● WHAT TO DO:
Leaving out all pictures, transcribe exactly the lines between the line with "Extract all readable text from this page." and the last line of the records below, both included.

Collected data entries
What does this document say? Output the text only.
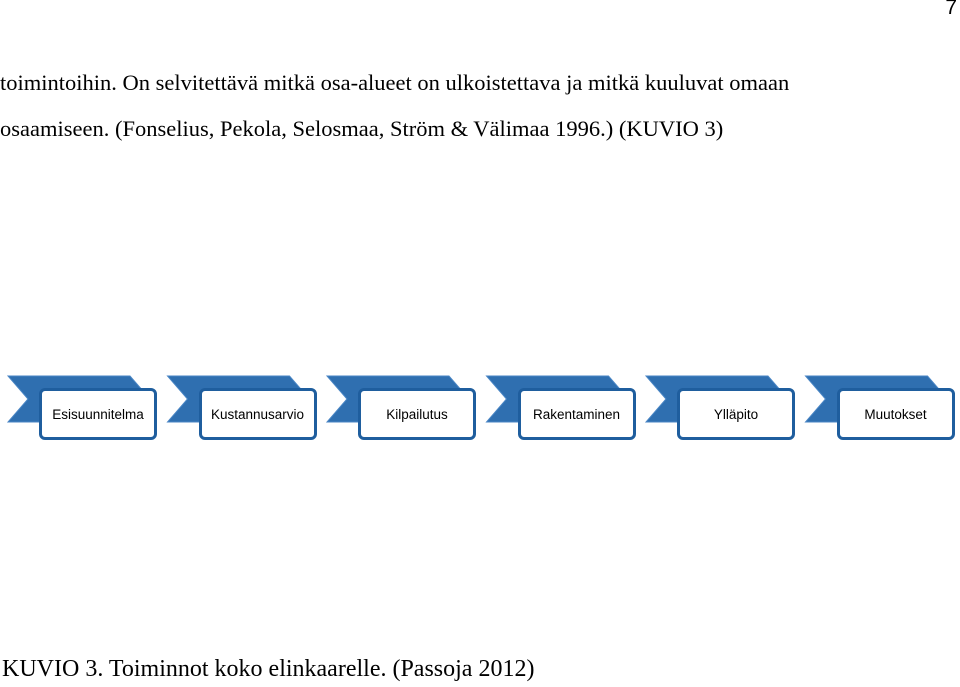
7
toimintoihin. On selvitettävä mitkä osa-alueet on ulkoistettava ja mitkä kuuluvat omaan
osaamiseen. (Fonselius, Pekola, Selosmaa, Ström & Välimaa 1996.) (KUVIO 3)
Esisuunnitelma	Kustannusarvio	Kilpailutus	Rakentaminen	Ylläpito	Muutokset
KUVIO 3. Toiminnot koko elinkaarelle. (Passoja 2012)
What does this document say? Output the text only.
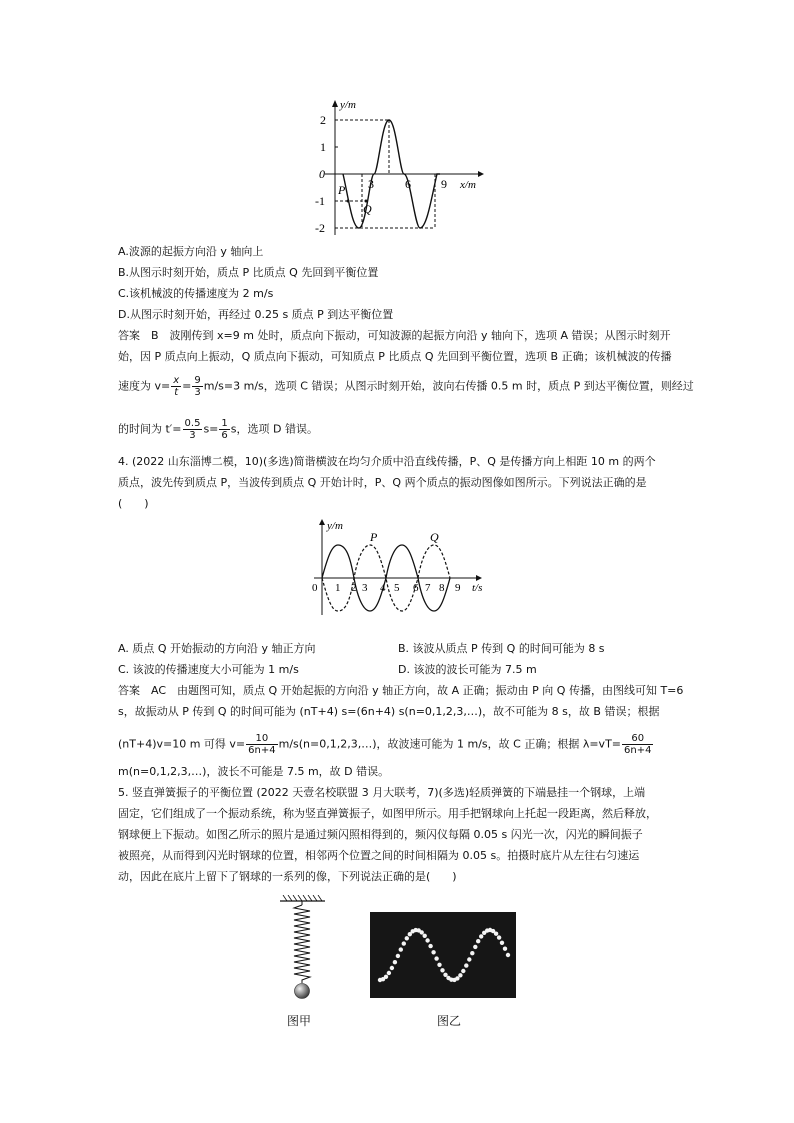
y/m
x/m
2
1
0
-1
-2
3	6	9
P
Q
A.波源的起振方向沿 y 轴向上
B.从图示时刻开始，质点 P 比质点 Q 先回到平衡位置
C.该机械波的传播速度为 2 m/s
D.从图示时刻开始，再经过 0.25 s 质点 P 到达平衡位置
答案　B　波刚传到 x=9 m 处时，质点向下振动，可知波源的起振方向沿 y 轴向下，选项 A 错误；从图示时刻开
始，因 P 质点向上振动，Q 质点向下振动，可知质点 P 比质点 Q 先回到平衡位置，选项 B 正确；该机械波的传播
速度为 $v= \frac{x}{t} = \frac{9}{3} m/s=3$ m/s，选项 C 错误；从图示时刻开始，波向右传播 0.5 m 时，质点 P 到达平衡位置，则经过
的时间为 $t'= \frac{0.5}{3} s= \frac{1}{6}$ s，选项 D 错误。
4. (2022 山东淄博二模，10)(多选)简谐横波在均匀介质中沿直线传播，P、Q 是传播方向上相距 10 m 的两个
质点，波先传到质点 P，当波传到质点 Q 开始计时，P、Q 两个质点的振动图像如图所示。下列说法正确的是
(　　)
y/m
t/s
P	Q
0 1 2 3 4 5 6 7 8 9
A. 质点 Q 开始振动的方向沿 y 轴正方向	B. 该波从质点 P 传到 Q 的时间可能为 8 s
C. 该波的传播速度大小可能为 1 m/s	D. 该波的波长可能为 7.5 m
答案　AC　由题图可知，质点 Q 开始起振的方向沿 y 轴正方向，故 A 正确；振动由 P 向 Q 传播，由图线可知 T=6
s，故振动从 P 传到 Q 的时间可能为 (nT+4) s=(6n+4) s(n=0,1,2,3,…)，故不可能为 8 s，故 B 错误；根据
(nT+4)v=10 m 可得 $v= \frac{10}{6n+4}$ m/s(n=0,1,2,3,…)，故波速可能为 1 m/s，故 C 正确；根据 $\lambda=vT= \frac{60}{6n+4}$
m(n=0,1,2,3,…)，波长不可能是 7.5 m，故 D 错误。
5. 竖直弹簧振子的平衡位置 (2022 天壹名校联盟 3 月大联考，7)(多选)轻质弹簧的下端悬挂一个钢球，上端
固定，它们组成了一个振动系统，称为竖直弹簧振子，如图甲所示。用手把钢球向上托起一段距离，然后释放，
钢球便上下振动。如图乙所示的照片是通过频闪照相得到的，频闪仪每隔 0.05 s 闪光一次，闪光的瞬间振子
被照亮，从而得到闪光时钢球的位置，相邻两个位置之间的时间相隔为 0.05 s。拍摄时底片从左往右匀速运
动，因此在底片上留下了钢球的一系列的像，下列说法正确的是(　　)
图甲	图乙
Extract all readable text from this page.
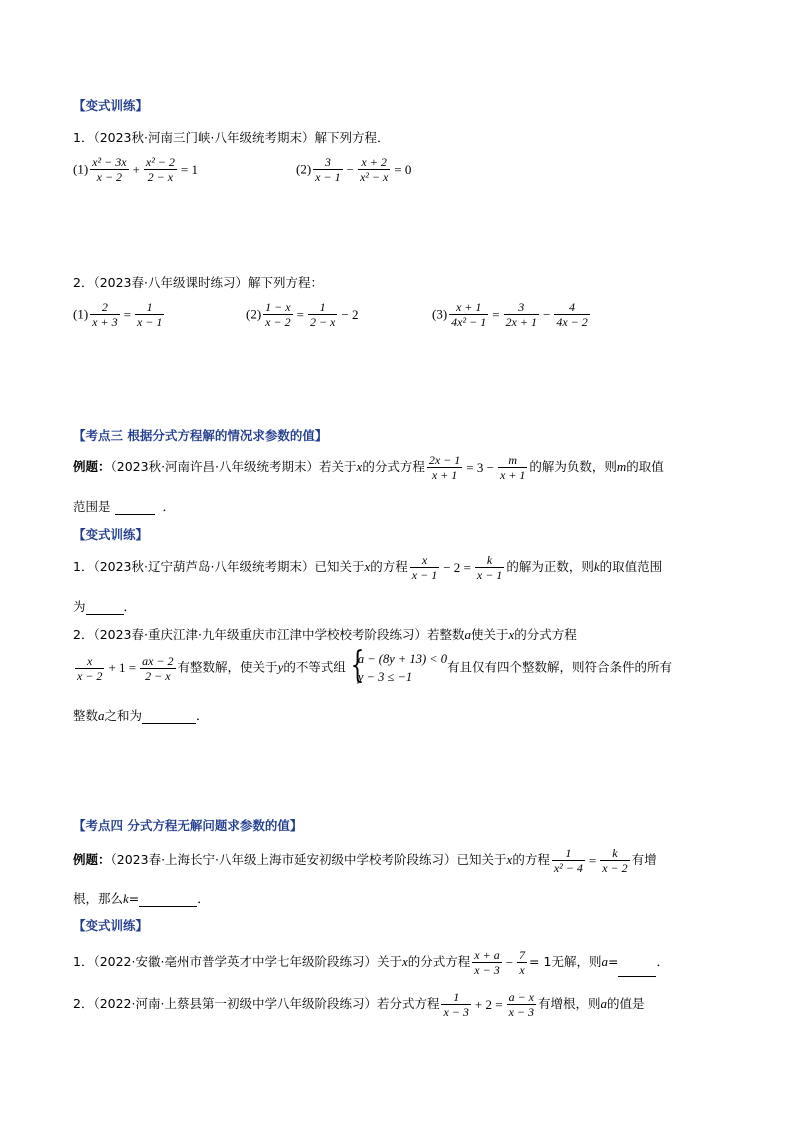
【变式训练】
1．（2023秋·河南三门峡·八年级统考期末）解下列方程．
$(1) \frac{\text{x² − 3x}}{x - 2} + \frac{\text{x² − 2}}{2 - x} = 1$	$(2) \frac{3}{x - 1} - \frac{x + 2}{\text{x² − x}} = 0$
2．（2023春·八年级课时练习）解下列方程：
$(1) \frac{2}{x + 3} = \frac{1}{x - 1}$	$(2) \frac{1 - x}{x - 2} = \frac{1}{2 - x} - 2$	$(3) \frac{x + 1}{\text{4x² − 1}} = \frac{3}{2x + 1} - \frac{4}{4x - 2}$
【考点三 根据分式方程解的情况求参数的值】
例题：（2023秋·河南许昌·八年级统考期末）若关于x的分式方程 $\frac{2x - 1}{x + 1} = 3 - \frac{m}{x + 1}$ 的解为负数，则m的取值
范围是	．
【变式训练】
1．（2023秋·辽宁葫芦岛·八年级统考期末）已知关于x的方程 $\frac{x}{x - 1} - 2 = \frac{k}{x - 1}$ 的解为正数，则k的取值范围
为	．
2．（2023春·重庆江津·九年级重庆市江津中学校校考阶段练习）若整数a使关于x的分式方程
$\frac{x}{x - 2} + 1 = \frac{ax - 2}{2 - x}$ 有整数解，使关于y的不等式组 {
a − (8y + 13) < 0
y − 3 ≤ −1
有且仅有四个整数解，则符合条件的所有
整数a之和为	．
【考点四 分式方程无解问题求参数的值】
例题：（2023春·上海长宁·八年级上海市延安初级中学校考阶段练习）已知关于x的方程 $\frac{1}{\text{x² − 4}} = \frac{k}{x - 2}$ 有增
根，那么k=	．
【变式训练】
1．（2022·安徽·亳州市普学英才中学七年级阶段练习）关于x的分式方程 $\frac{x + a}{x - 3} - \frac{7}{x} = 1$无解，则a=	．
2．（2022·河南·上蔡县第一初级中学八年级阶段练习）若分式方程 $\frac{1}{x - 3} + 2 = \frac{a - x}{x - 3}$ 有增根，则a的值是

● FINAL RESULT:
Extract all readable text from this page.
【变式训练】
1．（2023秋·河南三门峡·八年级统考期末）解下列方程．
$(1) \frac{\text{x² − 3x}}{x - 2} + \frac{\text{x² − 2}}{2 - x} = 1$	$(2) \frac{3}{x - 1} - \frac{x + 2}{\text{x² − x}} = 0$
2．（2023春·八年级课时练习）解下列方程：
$(1) \frac{2}{x + 3} = \frac{1}{x - 1}$	$(2) \frac{1 - x}{x - 2} = \frac{1}{2 - x} - 2$	$(3) \frac{x + 1}{\text{4x² − 1}} = \frac{3}{2x + 1} - \frac{4}{4x - 2}$
【考点三 根据分式方程解的情况求参数的值】
例题：（2023秋·河南许昌·八年级统考期末）若关于x的分式方程 $\frac{2x - 1}{x + 1} = 3 - \frac{m}{x + 1}$ 的解为负数，则m的取值
范围是	．
【变式训练】
1．（2023秋·辽宁葫芦岛·八年级统考期末）已知关于x的方程 $\frac{x}{x - 1} - 2 = \frac{k}{x - 1}$ 的解为正数，则k的取值范围
为	．
2．（2023春·重庆江津·九年级重庆市江津中学校校考阶段练习）若整数a使关于x的分式方程
$\frac{x}{x - 2} + 1 = \frac{ax - 2}{2 - x}$ 有整数解，使关于y的不等式组 {
a − (8y + 13) < 0
y − 3 ≤ −1
有且仅有四个整数解，则符合条件的所有
整数a之和为	．
【考点四 分式方程无解问题求参数的值】
例题：（2023春·上海长宁·八年级上海市延安初级中学校考阶段练习）已知关于x的方程 $\frac{1}{\text{x² − 4}} = \frac{k}{x - 2}$ 有增
根，那么k=	．
【变式训练】
1．（2022·安徽·亳州市普学英才中学七年级阶段练习）关于x的分式方程 $\frac{x + a}{x - 3} - \frac{7}{x} = 1$无解，则a=	．
2．（2022·河南·上蔡县第一初级中学八年级阶段练习）若分式方程 $\frac{1}{x - 3} + 2 = \frac{a - x}{x - 3}$ 有增根，则a的值是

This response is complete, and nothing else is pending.